Lines of data:
[START]

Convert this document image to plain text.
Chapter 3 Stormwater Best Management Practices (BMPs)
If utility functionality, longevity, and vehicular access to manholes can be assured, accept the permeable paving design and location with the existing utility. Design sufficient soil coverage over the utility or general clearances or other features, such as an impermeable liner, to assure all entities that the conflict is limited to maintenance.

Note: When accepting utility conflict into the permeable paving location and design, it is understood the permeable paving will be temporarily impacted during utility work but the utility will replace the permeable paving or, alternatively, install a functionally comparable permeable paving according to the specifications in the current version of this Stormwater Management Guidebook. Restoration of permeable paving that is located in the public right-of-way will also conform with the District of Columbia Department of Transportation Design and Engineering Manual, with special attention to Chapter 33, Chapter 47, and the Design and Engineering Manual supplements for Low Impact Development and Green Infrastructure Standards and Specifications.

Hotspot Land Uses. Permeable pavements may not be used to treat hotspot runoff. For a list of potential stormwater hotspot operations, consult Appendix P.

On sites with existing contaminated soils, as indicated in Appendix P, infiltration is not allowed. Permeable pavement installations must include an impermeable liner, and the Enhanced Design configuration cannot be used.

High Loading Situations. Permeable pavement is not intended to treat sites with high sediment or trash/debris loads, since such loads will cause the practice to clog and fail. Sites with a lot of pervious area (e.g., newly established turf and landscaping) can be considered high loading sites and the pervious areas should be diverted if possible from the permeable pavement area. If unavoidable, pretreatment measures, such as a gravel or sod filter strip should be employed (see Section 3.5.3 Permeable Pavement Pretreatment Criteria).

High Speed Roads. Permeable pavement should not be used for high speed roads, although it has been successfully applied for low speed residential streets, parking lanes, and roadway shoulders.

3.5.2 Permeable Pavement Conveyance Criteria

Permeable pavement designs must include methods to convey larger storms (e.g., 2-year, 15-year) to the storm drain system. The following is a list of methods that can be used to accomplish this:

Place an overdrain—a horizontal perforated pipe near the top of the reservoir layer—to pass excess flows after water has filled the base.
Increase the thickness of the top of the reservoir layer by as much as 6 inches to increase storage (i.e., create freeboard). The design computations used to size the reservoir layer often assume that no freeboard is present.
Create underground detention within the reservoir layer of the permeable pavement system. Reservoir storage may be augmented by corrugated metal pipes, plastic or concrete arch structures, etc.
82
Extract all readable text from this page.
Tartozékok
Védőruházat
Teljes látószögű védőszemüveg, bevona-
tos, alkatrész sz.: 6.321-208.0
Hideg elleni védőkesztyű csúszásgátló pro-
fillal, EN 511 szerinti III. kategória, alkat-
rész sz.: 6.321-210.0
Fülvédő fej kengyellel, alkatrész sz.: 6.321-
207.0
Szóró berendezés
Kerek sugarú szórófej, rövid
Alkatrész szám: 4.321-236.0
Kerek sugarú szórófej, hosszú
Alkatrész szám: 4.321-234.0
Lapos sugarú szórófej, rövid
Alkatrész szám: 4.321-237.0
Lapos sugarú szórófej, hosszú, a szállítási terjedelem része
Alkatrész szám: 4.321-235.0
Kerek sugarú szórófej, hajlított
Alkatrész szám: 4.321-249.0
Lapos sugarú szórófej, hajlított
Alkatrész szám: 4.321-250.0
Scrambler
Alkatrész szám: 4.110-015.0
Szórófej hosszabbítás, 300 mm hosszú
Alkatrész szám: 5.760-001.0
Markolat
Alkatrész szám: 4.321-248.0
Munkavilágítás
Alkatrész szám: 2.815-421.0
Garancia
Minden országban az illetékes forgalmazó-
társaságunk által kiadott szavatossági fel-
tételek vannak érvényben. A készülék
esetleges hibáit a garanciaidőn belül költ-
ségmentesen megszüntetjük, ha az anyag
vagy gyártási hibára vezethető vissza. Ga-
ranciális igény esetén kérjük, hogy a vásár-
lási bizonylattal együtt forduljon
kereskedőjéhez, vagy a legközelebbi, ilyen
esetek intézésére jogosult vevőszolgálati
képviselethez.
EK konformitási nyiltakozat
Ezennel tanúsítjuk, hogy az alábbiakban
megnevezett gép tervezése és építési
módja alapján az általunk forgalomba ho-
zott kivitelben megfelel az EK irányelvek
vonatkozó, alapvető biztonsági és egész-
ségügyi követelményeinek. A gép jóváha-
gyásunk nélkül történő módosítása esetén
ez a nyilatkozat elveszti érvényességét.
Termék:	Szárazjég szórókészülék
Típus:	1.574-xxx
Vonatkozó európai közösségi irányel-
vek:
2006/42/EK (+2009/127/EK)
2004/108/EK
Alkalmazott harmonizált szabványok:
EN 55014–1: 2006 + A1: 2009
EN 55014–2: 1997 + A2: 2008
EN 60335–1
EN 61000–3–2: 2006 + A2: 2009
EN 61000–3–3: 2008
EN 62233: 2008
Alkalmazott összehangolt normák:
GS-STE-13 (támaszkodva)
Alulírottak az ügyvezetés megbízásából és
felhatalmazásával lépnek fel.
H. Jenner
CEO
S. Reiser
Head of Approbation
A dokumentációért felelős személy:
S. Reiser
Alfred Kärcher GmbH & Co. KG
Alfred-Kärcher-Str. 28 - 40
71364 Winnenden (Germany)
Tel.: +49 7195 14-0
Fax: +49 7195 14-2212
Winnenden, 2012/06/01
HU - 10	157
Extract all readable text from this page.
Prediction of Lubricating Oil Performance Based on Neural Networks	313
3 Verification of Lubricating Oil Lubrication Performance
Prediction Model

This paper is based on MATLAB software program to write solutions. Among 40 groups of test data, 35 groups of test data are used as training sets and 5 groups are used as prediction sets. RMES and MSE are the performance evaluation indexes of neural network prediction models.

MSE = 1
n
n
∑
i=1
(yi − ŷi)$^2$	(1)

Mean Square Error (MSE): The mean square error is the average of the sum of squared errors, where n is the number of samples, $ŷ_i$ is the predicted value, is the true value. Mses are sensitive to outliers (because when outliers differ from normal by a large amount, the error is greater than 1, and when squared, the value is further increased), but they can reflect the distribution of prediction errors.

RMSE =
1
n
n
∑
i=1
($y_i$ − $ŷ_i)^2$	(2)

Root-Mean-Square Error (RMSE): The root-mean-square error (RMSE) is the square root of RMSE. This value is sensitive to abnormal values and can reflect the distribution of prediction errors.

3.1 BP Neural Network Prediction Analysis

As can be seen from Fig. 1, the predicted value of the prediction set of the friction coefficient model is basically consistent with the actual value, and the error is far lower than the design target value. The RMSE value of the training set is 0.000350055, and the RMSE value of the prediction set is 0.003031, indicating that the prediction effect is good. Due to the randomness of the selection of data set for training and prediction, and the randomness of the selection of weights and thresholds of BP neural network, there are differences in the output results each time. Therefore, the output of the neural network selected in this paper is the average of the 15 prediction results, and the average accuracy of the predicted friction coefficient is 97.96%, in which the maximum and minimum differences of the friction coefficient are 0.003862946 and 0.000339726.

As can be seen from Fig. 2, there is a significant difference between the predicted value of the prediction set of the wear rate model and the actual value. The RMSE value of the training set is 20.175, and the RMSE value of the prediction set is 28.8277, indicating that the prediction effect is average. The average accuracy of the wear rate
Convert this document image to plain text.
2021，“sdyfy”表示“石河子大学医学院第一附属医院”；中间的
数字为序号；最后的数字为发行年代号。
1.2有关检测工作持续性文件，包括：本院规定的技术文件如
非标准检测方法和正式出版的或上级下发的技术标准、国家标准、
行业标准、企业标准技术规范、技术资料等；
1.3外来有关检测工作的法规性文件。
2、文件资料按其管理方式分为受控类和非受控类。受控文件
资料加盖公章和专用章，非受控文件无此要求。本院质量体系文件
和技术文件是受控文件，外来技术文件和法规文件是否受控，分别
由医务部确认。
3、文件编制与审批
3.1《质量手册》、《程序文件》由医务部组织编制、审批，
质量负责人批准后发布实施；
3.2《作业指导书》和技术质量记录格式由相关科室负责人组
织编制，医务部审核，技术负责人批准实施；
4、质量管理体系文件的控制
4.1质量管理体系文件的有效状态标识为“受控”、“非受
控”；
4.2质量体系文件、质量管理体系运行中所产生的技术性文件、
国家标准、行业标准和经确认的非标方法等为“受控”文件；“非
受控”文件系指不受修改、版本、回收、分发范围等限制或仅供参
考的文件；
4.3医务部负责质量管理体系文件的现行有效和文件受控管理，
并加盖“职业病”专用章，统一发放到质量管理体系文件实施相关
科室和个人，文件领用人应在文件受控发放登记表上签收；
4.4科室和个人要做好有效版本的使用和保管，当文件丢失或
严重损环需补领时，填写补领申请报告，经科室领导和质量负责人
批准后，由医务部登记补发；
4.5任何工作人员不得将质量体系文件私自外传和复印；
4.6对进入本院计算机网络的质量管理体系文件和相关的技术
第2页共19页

[END]

Goal: Select every line above that contains the word "esetén", and copy it.

Worked answer:
ranciális igény esetén kérjük, hogy a vásár-
gyásunk nélkül történő módosítása esetén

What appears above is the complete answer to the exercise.